>> start GIVEN RECORDS

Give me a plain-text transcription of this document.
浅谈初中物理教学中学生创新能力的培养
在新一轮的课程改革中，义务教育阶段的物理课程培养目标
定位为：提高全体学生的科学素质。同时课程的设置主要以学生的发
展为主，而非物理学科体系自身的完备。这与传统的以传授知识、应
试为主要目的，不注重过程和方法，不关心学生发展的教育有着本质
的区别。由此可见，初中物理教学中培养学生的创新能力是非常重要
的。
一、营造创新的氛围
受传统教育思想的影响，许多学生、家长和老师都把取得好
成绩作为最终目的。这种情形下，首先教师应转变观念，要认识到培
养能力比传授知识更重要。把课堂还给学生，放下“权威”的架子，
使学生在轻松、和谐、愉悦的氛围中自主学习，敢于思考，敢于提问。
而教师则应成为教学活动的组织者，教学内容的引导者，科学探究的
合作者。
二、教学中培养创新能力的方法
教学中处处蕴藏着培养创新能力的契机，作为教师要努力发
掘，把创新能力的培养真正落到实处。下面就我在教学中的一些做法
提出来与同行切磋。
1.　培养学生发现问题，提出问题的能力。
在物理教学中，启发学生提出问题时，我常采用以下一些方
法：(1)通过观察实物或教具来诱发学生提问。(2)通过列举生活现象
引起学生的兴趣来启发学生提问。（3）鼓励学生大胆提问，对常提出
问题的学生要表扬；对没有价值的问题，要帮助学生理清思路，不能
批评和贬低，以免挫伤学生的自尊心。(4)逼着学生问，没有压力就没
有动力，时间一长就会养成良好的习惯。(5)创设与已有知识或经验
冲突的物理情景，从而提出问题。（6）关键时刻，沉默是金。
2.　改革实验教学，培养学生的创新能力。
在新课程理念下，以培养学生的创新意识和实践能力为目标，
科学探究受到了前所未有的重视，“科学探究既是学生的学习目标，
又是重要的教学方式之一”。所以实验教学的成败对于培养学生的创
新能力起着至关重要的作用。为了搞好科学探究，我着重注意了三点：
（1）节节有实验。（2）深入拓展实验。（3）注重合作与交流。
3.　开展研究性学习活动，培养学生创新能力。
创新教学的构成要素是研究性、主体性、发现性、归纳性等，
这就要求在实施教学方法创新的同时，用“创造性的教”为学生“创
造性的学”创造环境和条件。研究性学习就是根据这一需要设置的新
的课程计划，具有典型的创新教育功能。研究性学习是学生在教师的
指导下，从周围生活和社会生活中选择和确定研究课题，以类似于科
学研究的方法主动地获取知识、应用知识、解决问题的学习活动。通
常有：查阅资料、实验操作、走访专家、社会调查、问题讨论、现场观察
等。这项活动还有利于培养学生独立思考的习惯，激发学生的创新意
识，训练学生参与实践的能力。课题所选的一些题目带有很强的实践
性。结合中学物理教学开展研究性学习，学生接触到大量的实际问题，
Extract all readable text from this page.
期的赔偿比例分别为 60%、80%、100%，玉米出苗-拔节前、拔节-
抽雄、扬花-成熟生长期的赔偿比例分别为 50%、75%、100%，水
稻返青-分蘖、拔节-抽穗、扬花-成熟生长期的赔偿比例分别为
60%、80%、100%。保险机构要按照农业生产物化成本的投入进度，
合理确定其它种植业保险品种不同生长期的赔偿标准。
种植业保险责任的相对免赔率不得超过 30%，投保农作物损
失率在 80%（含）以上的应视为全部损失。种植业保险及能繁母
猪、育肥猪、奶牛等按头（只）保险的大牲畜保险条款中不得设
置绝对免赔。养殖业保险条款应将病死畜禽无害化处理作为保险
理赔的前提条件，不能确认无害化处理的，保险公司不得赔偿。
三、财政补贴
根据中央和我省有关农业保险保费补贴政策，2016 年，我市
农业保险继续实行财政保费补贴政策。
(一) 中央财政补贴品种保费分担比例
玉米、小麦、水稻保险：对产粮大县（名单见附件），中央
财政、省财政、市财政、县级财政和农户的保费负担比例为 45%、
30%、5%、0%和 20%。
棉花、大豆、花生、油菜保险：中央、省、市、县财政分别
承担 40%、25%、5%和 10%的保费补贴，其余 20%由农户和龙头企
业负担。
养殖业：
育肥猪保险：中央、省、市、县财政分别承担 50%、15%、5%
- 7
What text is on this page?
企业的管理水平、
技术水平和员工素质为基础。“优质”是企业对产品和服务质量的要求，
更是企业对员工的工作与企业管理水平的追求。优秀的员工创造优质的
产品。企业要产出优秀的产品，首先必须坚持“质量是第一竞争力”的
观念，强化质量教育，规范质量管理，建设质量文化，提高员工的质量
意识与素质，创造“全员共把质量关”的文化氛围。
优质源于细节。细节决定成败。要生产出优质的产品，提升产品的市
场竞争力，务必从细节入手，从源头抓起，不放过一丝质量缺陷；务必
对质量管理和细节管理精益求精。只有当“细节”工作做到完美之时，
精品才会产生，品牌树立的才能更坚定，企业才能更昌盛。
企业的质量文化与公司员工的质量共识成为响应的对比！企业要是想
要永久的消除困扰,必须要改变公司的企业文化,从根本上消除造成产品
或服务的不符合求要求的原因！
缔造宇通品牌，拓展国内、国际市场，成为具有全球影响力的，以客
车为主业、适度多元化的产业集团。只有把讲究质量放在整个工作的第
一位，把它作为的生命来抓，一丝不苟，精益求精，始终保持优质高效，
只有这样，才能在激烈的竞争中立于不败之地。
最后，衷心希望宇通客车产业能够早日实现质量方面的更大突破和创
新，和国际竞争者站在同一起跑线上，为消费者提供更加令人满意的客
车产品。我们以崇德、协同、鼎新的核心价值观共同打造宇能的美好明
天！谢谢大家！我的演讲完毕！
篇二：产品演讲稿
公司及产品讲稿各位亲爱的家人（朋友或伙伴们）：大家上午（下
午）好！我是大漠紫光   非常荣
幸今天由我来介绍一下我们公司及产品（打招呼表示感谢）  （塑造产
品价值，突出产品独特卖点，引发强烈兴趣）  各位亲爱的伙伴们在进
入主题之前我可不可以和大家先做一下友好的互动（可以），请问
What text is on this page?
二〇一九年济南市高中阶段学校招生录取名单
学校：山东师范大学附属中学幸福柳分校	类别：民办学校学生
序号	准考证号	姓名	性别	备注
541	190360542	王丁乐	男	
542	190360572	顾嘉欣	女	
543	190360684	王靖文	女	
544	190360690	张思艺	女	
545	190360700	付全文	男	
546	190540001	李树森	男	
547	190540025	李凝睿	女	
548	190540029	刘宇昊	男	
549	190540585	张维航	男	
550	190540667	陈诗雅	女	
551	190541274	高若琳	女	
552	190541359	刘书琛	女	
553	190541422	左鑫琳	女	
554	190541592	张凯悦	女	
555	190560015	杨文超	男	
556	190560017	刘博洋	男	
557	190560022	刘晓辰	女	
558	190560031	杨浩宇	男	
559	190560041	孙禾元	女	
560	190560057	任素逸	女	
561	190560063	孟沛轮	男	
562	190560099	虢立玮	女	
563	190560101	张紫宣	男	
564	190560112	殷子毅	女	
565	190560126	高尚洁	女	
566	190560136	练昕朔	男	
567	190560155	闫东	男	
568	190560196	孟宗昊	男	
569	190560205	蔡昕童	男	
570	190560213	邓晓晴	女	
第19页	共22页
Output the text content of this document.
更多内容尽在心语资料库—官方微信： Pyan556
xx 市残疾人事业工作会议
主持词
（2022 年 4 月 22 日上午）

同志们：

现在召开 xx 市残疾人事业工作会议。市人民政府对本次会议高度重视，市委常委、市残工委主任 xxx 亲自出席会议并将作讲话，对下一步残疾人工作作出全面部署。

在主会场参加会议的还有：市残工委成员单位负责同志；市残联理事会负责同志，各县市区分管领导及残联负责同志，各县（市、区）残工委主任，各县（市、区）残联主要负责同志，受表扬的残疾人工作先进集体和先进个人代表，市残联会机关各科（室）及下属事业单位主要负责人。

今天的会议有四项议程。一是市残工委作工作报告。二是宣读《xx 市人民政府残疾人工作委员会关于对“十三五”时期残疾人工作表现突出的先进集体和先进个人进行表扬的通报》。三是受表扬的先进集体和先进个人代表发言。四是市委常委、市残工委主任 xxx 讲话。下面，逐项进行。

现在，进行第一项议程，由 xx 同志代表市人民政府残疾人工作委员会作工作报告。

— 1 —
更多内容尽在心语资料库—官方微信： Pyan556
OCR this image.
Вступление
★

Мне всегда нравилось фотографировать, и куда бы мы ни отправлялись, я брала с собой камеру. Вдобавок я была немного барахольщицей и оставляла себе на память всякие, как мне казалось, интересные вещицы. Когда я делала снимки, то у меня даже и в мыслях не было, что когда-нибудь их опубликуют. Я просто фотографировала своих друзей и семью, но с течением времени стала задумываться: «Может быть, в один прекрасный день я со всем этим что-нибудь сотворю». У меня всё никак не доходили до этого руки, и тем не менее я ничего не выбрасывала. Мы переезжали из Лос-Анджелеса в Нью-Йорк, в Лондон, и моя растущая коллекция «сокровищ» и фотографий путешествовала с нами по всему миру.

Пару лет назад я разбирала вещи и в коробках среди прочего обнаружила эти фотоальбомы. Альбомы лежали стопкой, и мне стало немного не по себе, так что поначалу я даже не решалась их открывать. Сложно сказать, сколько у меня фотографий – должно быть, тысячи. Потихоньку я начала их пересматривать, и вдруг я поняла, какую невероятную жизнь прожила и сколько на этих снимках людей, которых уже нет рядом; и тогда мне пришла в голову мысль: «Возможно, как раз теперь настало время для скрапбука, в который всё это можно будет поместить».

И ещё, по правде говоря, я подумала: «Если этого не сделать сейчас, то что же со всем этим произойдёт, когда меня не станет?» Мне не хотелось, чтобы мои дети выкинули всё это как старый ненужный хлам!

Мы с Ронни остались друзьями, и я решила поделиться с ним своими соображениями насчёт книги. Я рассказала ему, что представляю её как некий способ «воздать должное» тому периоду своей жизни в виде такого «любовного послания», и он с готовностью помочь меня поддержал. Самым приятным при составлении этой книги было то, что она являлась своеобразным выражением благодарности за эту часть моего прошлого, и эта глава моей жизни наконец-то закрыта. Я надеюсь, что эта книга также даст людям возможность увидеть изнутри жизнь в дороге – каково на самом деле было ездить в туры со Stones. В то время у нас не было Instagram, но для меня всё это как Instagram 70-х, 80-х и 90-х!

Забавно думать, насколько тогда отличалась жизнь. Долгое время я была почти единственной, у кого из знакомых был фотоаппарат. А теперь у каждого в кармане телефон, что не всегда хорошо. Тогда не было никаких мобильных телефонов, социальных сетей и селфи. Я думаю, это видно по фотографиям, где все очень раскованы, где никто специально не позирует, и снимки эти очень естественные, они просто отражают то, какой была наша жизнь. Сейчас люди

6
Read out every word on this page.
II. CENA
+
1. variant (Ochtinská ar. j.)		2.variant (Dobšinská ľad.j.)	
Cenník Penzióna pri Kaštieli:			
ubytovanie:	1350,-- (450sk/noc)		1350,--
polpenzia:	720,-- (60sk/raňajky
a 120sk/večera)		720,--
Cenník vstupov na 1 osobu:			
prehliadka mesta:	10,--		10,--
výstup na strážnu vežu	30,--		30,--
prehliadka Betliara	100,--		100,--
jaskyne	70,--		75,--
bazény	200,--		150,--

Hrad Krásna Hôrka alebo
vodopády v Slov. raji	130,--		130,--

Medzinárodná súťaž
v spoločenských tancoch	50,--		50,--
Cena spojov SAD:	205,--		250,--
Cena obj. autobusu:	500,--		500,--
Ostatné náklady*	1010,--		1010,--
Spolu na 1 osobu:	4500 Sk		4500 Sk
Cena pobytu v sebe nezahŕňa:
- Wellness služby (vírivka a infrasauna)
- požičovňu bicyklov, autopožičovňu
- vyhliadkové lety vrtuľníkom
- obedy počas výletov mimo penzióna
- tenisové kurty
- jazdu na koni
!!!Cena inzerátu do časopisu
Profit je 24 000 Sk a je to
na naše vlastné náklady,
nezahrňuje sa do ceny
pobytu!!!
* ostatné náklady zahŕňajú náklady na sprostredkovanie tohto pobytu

>> end GIVEN RECORDS

Go through the preceding material and copy each line that has the word "document".

Give me a plain-text transcription of this document.
Output the text content of this document.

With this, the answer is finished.